##### DATA ROWS

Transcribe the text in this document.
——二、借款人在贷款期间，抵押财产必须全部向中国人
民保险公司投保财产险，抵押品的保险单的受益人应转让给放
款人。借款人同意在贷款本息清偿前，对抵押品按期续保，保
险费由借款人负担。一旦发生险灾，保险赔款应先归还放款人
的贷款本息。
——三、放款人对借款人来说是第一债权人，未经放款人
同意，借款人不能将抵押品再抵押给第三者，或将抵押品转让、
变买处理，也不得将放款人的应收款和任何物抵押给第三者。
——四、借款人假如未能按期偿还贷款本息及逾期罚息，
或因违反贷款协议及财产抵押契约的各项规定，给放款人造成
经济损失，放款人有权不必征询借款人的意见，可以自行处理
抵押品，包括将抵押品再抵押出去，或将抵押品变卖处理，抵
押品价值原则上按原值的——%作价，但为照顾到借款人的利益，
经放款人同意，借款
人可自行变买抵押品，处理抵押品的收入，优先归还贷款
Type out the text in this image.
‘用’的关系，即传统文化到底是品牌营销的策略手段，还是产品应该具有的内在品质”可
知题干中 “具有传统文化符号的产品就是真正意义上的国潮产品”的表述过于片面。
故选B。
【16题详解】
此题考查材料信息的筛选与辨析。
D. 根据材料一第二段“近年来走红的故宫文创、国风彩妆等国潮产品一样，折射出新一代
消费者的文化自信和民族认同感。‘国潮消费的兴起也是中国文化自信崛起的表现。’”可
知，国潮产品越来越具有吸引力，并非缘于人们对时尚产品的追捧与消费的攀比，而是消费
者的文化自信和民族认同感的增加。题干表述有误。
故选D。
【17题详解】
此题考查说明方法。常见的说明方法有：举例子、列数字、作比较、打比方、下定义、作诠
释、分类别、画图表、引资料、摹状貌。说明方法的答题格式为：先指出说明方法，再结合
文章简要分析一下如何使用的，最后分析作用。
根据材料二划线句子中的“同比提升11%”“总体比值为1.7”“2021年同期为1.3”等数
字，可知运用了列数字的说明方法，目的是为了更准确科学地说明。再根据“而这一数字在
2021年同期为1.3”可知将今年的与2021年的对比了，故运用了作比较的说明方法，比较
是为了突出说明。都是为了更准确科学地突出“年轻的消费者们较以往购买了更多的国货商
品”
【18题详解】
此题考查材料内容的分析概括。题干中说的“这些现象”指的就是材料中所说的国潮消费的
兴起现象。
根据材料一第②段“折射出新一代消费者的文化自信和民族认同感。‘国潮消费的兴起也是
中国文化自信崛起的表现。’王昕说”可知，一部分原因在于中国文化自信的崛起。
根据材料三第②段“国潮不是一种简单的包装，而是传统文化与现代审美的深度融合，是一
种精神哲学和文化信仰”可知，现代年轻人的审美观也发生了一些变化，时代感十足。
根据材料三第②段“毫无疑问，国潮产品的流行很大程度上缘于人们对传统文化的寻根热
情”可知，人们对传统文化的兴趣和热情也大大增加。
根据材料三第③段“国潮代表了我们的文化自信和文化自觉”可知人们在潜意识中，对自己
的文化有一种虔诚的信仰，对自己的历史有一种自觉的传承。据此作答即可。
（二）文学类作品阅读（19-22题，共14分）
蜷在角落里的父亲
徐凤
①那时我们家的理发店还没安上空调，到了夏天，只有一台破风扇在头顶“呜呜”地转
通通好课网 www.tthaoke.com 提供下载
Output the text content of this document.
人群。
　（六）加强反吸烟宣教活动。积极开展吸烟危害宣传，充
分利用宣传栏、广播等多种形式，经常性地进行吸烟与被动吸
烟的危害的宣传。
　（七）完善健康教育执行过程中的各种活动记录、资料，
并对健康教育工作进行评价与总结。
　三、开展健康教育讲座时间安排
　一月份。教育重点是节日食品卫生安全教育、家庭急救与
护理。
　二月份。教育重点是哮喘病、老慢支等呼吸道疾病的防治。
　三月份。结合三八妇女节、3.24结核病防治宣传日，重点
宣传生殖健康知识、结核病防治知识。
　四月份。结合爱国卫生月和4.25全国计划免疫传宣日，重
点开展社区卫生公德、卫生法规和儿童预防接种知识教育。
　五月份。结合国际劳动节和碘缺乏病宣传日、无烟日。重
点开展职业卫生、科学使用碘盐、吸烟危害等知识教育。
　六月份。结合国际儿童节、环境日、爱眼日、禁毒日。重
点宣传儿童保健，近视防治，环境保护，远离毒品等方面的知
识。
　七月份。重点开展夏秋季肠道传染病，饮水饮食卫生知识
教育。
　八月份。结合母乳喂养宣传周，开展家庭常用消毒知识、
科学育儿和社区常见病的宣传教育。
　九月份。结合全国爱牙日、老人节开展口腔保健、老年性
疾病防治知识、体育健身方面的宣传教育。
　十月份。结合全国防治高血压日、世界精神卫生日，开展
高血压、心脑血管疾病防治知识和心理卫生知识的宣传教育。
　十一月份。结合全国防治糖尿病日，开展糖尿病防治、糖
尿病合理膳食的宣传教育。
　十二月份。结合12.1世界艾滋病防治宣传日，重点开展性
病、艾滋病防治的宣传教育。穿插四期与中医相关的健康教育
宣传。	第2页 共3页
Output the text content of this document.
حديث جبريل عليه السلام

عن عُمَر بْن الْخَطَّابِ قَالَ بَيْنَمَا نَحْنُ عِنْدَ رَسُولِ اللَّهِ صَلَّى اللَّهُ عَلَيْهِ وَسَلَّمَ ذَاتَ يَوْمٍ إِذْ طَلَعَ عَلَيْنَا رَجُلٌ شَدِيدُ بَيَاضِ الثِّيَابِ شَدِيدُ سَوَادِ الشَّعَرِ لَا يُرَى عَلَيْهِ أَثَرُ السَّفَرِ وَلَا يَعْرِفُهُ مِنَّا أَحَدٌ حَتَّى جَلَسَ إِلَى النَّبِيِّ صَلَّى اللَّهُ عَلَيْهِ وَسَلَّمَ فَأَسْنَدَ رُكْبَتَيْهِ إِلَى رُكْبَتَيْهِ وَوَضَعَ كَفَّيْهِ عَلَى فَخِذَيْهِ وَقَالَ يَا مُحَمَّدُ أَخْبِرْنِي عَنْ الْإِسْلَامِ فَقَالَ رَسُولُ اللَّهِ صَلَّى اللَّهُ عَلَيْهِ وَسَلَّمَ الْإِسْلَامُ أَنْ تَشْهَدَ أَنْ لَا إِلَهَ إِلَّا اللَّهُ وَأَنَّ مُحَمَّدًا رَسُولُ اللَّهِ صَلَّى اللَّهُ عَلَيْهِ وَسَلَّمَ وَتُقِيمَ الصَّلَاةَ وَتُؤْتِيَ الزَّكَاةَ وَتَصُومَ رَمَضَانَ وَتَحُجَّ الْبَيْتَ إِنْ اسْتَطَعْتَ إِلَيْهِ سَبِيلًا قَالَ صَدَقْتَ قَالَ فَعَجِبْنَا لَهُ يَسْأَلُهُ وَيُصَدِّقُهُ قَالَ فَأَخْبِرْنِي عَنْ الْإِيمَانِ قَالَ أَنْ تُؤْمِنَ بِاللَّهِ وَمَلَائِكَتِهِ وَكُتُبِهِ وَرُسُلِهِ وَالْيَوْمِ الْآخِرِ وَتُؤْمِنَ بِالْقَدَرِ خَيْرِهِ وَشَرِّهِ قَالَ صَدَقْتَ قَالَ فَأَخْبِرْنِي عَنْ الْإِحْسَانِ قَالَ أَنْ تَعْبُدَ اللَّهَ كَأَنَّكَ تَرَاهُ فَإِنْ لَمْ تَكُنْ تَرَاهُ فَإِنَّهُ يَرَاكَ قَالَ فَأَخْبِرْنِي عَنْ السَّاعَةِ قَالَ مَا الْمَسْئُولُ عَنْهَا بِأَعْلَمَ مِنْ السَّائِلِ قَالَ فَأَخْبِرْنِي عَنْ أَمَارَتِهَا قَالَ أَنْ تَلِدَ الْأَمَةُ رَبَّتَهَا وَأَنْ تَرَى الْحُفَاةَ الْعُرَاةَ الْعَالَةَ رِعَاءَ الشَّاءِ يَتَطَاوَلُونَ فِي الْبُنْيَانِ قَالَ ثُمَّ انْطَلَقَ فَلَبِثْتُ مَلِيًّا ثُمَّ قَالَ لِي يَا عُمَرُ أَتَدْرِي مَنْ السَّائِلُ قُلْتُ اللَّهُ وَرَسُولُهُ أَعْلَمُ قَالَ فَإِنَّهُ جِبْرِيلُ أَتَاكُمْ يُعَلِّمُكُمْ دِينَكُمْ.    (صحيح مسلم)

##########

SHORT EXERCISE. Scan the records for the string "this". Copy each line in which it appears.

EXPECTED ANSWER.
Transcribe the text in this document.
Type out the text in this image.
Output the text content of this document.
Output the text content of this document.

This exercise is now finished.